Provided information:
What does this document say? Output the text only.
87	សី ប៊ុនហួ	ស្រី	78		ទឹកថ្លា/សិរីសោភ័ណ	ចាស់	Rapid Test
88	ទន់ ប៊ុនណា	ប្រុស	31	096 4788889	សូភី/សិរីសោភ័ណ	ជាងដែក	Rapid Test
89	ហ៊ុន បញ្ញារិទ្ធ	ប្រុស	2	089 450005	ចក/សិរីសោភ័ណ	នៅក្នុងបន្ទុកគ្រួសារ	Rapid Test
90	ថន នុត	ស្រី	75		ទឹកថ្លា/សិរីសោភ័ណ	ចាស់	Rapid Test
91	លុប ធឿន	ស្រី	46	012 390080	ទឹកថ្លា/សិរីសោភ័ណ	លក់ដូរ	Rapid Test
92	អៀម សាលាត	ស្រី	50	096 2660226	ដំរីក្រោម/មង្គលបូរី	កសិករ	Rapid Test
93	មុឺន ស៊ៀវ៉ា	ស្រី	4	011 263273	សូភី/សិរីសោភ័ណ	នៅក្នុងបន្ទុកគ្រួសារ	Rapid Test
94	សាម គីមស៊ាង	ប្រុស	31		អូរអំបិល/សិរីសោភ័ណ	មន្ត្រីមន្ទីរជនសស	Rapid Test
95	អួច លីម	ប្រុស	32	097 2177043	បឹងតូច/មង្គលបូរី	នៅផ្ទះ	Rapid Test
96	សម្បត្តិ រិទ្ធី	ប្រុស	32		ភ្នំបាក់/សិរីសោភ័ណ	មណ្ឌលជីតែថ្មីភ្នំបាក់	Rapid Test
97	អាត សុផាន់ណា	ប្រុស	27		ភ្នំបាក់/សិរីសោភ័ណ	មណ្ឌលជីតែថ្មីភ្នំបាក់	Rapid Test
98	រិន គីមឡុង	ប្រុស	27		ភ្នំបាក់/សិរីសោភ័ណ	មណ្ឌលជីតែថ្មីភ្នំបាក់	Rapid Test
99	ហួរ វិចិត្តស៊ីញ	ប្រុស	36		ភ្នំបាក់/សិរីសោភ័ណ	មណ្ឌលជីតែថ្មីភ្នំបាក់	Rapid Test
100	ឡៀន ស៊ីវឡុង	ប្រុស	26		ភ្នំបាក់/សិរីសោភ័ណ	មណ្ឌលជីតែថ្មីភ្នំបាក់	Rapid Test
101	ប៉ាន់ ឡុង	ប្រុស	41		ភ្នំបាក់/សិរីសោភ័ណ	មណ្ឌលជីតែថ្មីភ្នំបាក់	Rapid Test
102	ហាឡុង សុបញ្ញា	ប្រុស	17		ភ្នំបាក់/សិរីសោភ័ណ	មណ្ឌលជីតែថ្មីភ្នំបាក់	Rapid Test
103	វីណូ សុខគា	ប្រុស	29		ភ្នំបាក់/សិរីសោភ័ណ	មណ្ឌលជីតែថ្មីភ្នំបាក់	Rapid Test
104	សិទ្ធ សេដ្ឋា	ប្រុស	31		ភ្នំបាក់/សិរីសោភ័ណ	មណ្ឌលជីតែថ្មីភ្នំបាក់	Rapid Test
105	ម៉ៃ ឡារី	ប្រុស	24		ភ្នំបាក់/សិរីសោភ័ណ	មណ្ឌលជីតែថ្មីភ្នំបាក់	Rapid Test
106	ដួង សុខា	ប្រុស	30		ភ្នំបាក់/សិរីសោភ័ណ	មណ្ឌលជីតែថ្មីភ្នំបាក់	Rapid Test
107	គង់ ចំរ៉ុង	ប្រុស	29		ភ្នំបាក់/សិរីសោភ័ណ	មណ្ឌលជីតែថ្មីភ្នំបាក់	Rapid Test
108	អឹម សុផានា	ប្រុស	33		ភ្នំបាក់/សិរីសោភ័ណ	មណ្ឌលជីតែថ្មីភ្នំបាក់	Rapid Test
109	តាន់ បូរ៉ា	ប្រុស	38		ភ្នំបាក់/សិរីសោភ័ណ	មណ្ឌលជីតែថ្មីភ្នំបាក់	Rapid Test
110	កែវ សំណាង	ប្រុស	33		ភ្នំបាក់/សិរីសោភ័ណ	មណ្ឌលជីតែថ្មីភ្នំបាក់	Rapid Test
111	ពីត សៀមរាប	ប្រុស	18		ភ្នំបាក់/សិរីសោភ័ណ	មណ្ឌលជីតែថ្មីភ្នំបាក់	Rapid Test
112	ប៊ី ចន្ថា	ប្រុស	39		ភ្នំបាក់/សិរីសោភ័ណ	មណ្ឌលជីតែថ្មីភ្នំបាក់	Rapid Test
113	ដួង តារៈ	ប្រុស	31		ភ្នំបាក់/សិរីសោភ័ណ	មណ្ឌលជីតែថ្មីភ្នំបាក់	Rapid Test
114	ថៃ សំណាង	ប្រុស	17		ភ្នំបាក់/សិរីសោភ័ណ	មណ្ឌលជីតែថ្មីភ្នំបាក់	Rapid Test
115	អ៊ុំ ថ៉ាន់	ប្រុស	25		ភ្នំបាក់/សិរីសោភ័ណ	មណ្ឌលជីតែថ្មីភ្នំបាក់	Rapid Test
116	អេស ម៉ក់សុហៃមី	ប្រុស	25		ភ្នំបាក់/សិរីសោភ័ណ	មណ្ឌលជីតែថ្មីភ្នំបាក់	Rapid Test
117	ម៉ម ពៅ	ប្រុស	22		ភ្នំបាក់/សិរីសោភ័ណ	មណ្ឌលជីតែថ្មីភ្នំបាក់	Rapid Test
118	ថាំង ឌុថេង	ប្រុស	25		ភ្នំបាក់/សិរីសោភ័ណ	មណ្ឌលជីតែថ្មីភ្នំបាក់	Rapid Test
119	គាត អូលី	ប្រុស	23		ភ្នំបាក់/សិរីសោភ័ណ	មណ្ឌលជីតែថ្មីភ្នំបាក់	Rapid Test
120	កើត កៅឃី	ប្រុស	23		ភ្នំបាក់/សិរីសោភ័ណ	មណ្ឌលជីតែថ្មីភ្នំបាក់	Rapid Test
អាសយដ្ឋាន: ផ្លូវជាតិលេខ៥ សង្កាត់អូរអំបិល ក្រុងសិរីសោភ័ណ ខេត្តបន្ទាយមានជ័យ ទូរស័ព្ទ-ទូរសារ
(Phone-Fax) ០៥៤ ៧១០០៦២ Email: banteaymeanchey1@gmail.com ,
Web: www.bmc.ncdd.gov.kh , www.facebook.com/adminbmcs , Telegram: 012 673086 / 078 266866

What the exercise asks:
Retype every entry above, word for word.

Solution:
What does this document say? Output the text only.
87	សី ប៊ុនហួ	ស្រី	78		ទឹកថ្លា/សិរីសោភ័ណ	ចាស់	Rapid Test
88	ទន់ ប៊ុនណា	ប្រុស	31	096 4788889	សូភី/សិរីសោភ័ណ	ជាងដែក	Rapid Test
89	ហ៊ុន បញ្ញារិទ្ធ	ប្រុស	2	089 450005	ចក/សិរីសោភ័ណ	នៅក្នុងបន្ទុកគ្រួសារ	Rapid Test
90	ថន នុត	ស្រី	75		ទឹកថ្លា/សិរីសោភ័ណ	ចាស់	Rapid Test
91	លុប ធឿន	ស្រី	46	012 390080	ទឹកថ្លា/សិរីសោភ័ណ	លក់ដូរ	Rapid Test
92	អៀម សាលាត	ស្រី	50	096 2660226	ដំរីក្រោម/មង្គលបូរី	កសិករ	Rapid Test
93	មុឺន ស៊ៀវ៉ា	ស្រី	4	011 263273	សូភី/សិរីសោភ័ណ	នៅក្នុងបន្ទុកគ្រួសារ	Rapid Test
94	សាម គីមស៊ាង	ប្រុស	31		អូរអំបិល/សិរីសោភ័ណ	មន្ត្រីមន្ទីរជនសស	Rapid Test
95	អួច លីម	ប្រុស	32	097 2177043	បឹងតូច/មង្គលបូរី	នៅផ្ទះ	Rapid Test
96	សម្បត្តិ រិទ្ធី	ប្រុស	32		ភ្នំបាក់/សិរីសោភ័ណ	មណ្ឌលជីតែថ្មីភ្នំបាក់	Rapid Test
97	អាត សុផាន់ណា	ប្រុស	27		ភ្នំបាក់/សិរីសោភ័ណ	មណ្ឌលជីតែថ្មីភ្នំបាក់	Rapid Test
98	រិន គីមឡុង	ប្រុស	27		ភ្នំបាក់/សិរីសោភ័ណ	មណ្ឌលជីតែថ្មីភ្នំបាក់	Rapid Test
99	ហួរ វិចិត្តស៊ីញ	ប្រុស	36		ភ្នំបាក់/សិរីសោភ័ណ	មណ្ឌលជីតែថ្មីភ្នំបាក់	Rapid Test
100	ឡៀន ស៊ីវឡុង	ប្រុស	26		ភ្នំបាក់/សិរីសោភ័ណ	មណ្ឌលជីតែថ្មីភ្នំបាក់	Rapid Test
101	ប៉ាន់ ឡុង	ប្រុស	41		ភ្នំបាក់/សិរីសោភ័ណ	មណ្ឌលជីតែថ្មីភ្នំបាក់	Rapid Test
102	ហាឡុង សុបញ្ញា	ប្រុស	17		ភ្នំបាក់/សិរីសោភ័ណ	មណ្ឌលជីតែថ្មីភ្នំបាក់	Rapid Test
103	វីណូ សុខគា	ប្រុស	29		ភ្នំបាក់/សិរីសោភ័ណ	មណ្ឌលជីតែថ្មីភ្នំបាក់	Rapid Test
104	សិទ្ធ សេដ្ឋា	ប្រុស	31		ភ្នំបាក់/សិរីសោភ័ណ	មណ្ឌលជីតែថ្មីភ្នំបាក់	Rapid Test
105	ម៉ៃ ឡារី	ប្រុស	24		ភ្នំបាក់/សិរីសោភ័ណ	មណ្ឌលជីតែថ្មីភ្នំបាក់	Rapid Test
106	ដួង សុខា	ប្រុស	30		ភ្នំបាក់/សិរីសោភ័ណ	មណ្ឌលជីតែថ្មីភ្នំបាក់	Rapid Test
107	គង់ ចំរ៉ុង	ប្រុស	29		ភ្នំបាក់/សិរីសោភ័ណ	មណ្ឌលជីតែថ្មីភ្នំបាក់	Rapid Test
108	អឹម សុផានា	ប្រុស	33		ភ្នំបាក់/សិរីសោភ័ណ	មណ្ឌលជីតែថ្មីភ្នំបាក់	Rapid Test
109	តាន់ បូរ៉ា	ប្រុស	38		ភ្នំបាក់/សិរីសោភ័ណ	មណ្ឌលជីតែថ្មីភ្នំបាក់	Rapid Test
110	កែវ សំណាង	ប្រុស	33		ភ្នំបាក់/សិរីសោភ័ណ	មណ្ឌលជីតែថ្មីភ្នំបាក់	Rapid Test
111	ពីត សៀមរាប	ប្រុស	18		ភ្នំបាក់/សិរីសោភ័ណ	មណ្ឌលជីតែថ្មីភ្នំបាក់	Rapid Test
112	ប៊ី ចន្ថា	ប្រុស	39		ភ្នំបាក់/សិរីសោភ័ណ	មណ្ឌលជីតែថ្មីភ្នំបាក់	Rapid Test
113	ដួង តារៈ	ប្រុស	31		ភ្នំបាក់/សិរីសោភ័ណ	មណ្ឌលជីតែថ្មីភ្នំបាក់	Rapid Test
114	ថៃ សំណាង	ប្រុស	17		ភ្នំបាក់/សិរីសោភ័ណ	មណ្ឌលជីតែថ្មីភ្នំបាក់	Rapid Test
115	អ៊ុំ ថ៉ាន់	ប្រុស	25		ភ្នំបាក់/សិរីសោភ័ណ	មណ្ឌលជីតែថ្មីភ្នំបាក់	Rapid Test
116	អេស ម៉ក់សុហៃមី	ប្រុស	25		ភ្នំបាក់/សិរីសោភ័ណ	មណ្ឌលជីតែថ្មីភ្នំបាក់	Rapid Test
117	ម៉ម ពៅ	ប្រុស	22		ភ្នំបាក់/សិរីសោភ័ណ	មណ្ឌលជីតែថ្មីភ្នំបាក់	Rapid Test
118	ថាំង ឌុថេង	ប្រុស	25		ភ្នំបាក់/សិរីសោភ័ណ	មណ្ឌលជីតែថ្មីភ្នំបាក់	Rapid Test
119	គាត អូលី	ប្រុស	23		ភ្នំបាក់/សិរីសោភ័ណ	មណ្ឌលជីតែថ្មីភ្នំបាក់	Rapid Test
120	កើត កៅឃី	ប្រុស	23		ភ្នំបាក់/សិរីសោភ័ណ	មណ្ឌលជីតែថ្មីភ្នំបាក់	Rapid Test
អាសយដ្ឋាន: ផ្លូវជាតិលេខ៥ សង្កាត់អូរអំបិល ក្រុងសិរីសោភ័ណ ខេត្តបន្ទាយមានជ័យ ទូរស័ព្ទ-ទូរសារ
(Phone-Fax) ០៥៤ ៧១០០៦២ Email: banteaymeanchey1@gmail.com ,
Web: www.bmc.ncdd.gov.kh , www.facebook.com/adminbmcs , Telegram: 012 673086 / 078 266866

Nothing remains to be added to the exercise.